◆ SET TASK ◆
Identify the lines bearing the string "Hosting" and gather them.

◆ PROVIDED ENTRIES ◆
________________________________________

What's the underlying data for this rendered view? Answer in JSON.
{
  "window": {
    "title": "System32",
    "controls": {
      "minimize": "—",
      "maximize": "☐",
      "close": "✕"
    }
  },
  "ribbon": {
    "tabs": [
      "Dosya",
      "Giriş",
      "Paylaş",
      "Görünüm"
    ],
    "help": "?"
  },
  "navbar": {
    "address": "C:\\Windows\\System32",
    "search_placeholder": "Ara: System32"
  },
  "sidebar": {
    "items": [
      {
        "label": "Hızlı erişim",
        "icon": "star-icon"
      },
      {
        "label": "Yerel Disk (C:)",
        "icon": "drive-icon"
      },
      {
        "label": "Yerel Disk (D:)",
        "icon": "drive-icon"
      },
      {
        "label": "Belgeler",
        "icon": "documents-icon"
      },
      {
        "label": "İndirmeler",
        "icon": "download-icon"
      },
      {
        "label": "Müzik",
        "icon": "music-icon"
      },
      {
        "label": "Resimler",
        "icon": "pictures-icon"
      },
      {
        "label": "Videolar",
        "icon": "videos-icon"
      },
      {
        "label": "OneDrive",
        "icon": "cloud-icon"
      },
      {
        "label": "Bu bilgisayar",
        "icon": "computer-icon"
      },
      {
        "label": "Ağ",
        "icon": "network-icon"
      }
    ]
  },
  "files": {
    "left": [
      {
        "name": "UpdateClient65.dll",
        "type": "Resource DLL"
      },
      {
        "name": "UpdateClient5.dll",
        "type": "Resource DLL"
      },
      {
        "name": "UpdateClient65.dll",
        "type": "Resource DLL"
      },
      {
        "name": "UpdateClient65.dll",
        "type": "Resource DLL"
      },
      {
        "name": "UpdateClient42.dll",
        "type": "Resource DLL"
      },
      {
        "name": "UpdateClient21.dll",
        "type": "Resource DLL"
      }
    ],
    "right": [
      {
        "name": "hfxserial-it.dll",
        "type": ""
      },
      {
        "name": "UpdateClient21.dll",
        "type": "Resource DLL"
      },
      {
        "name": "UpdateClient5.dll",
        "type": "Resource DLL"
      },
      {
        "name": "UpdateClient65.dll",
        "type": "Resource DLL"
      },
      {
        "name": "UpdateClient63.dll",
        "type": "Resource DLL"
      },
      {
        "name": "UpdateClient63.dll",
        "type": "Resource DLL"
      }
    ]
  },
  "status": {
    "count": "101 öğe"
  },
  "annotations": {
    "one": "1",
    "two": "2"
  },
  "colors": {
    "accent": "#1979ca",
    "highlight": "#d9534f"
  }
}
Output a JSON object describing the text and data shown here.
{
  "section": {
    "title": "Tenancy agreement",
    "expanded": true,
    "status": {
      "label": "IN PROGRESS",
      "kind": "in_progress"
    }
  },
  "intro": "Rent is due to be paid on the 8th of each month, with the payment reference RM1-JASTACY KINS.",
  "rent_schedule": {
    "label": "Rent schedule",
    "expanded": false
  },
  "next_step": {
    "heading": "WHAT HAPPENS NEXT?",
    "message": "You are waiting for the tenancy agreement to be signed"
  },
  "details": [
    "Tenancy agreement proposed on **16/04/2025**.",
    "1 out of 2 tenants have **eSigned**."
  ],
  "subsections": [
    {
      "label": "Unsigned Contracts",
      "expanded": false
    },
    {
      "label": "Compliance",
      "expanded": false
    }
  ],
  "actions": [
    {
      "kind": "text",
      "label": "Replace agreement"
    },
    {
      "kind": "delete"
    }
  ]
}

________________________________________

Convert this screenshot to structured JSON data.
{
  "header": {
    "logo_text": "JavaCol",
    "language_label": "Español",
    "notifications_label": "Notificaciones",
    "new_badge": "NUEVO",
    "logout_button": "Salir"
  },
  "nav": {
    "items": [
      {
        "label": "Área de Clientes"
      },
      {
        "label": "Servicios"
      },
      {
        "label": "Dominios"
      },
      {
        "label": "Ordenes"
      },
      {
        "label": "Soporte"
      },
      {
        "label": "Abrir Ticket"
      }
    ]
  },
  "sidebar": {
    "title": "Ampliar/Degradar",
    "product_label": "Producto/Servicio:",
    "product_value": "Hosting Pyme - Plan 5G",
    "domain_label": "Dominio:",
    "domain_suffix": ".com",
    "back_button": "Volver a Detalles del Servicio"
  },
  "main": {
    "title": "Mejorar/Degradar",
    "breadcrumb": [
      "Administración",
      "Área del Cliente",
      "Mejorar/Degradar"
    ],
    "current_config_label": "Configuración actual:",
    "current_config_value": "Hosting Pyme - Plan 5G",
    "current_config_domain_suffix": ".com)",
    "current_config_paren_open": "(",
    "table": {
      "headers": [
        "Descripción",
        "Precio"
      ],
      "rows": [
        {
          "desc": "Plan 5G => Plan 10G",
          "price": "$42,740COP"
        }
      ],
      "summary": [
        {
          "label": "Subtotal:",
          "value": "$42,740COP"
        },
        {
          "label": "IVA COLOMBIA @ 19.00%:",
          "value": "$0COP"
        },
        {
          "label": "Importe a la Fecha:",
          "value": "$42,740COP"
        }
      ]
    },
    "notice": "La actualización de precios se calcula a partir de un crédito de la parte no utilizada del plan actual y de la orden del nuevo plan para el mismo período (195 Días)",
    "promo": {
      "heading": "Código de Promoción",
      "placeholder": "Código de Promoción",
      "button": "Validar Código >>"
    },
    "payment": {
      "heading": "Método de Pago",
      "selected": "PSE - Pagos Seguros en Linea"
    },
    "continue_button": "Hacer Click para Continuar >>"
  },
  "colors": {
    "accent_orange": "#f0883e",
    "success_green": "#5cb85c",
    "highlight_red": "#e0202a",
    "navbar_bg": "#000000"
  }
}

________________________________________

◆ COMPLETE RESPONSE ◆
    "product_value": "Hosting Pyme - Plan 5G",
    "current_config_value": "Hosting Pyme - Plan 5G",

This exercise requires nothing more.